▶ Provided data:
•••

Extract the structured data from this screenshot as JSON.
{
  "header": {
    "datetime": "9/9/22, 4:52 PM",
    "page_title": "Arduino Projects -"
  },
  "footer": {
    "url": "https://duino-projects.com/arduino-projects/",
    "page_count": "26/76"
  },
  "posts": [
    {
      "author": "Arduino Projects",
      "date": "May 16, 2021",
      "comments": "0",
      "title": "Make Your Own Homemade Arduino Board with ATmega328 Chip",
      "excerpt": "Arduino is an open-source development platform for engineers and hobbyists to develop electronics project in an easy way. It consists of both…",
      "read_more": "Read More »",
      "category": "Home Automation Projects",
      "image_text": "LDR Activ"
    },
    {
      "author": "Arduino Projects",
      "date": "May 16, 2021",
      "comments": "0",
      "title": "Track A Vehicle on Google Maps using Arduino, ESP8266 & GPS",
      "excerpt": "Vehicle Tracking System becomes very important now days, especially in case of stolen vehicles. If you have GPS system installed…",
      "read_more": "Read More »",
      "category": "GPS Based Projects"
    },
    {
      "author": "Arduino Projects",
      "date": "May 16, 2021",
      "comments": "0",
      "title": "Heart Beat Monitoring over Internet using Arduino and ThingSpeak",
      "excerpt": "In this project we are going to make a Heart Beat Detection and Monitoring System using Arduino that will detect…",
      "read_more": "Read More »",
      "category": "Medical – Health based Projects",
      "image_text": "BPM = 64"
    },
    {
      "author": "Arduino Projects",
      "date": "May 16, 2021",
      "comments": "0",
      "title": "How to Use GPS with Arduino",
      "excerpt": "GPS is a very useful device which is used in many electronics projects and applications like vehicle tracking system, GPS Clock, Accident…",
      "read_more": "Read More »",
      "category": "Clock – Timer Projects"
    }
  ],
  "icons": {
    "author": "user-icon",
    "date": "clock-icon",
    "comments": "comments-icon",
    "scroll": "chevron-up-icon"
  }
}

•••

▶ Task requirements:
Print the listing above in its entirety, with every line exact.

▶ Written solution:
Extract the structured data from this screenshot as JSON.
{
  "header": {
    "datetime": "9/9/22, 4:52 PM",
    "page_title": "Arduino Projects -"
  },
  "footer": {
    "url": "https://duino-projects.com/arduino-projects/",
    "page_count": "26/76"
  },
  "posts": [
    {
      "author": "Arduino Projects",
      "date": "May 16, 2021",
      "comments": "0",
      "title": "Make Your Own Homemade Arduino Board with ATmega328 Chip",
      "excerpt": "Arduino is an open-source development platform for engineers and hobbyists to develop electronics project in an easy way. It consists of both…",
      "read_more": "Read More »",
      "category": "Home Automation Projects",
      "image_text": "LDR Activ"
    },
    {
      "author": "Arduino Projects",
      "date": "May 16, 2021",
      "comments": "0",
      "title": "Track A Vehicle on Google Maps using Arduino, ESP8266 & GPS",
      "excerpt": "Vehicle Tracking System becomes very important now days, especially in case of stolen vehicles. If you have GPS system installed…",
      "read_more": "Read More »",
      "category": "GPS Based Projects"
    },
    {
      "author": "Arduino Projects",
      "date": "May 16, 2021",
      "comments": "0",
      "title": "Heart Beat Monitoring over Internet using Arduino and ThingSpeak",
      "excerpt": "In this project we are going to make a Heart Beat Detection and Monitoring System using Arduino that will detect…",
      "read_more": "Read More »",
      "category": "Medical – Health based Projects",
      "image_text": "BPM = 64"
    },
    {
      "author": "Arduino Projects",
      "date": "May 16, 2021",
      "comments": "0",
      "title": "How to Use GPS with Arduino",
      "excerpt": "GPS is a very useful device which is used in many electronics projects and applications like vehicle tracking system, GPS Clock, Accident…",
      "read_more": "Read More »",
      "category": "Clock – Timer Projects"
    }
  ],
  "icons": {
    "author": "user-icon",
    "date": "clock-icon",
    "comments": "comments-icon",
    "scroll": "chevron-up-icon"
  }
}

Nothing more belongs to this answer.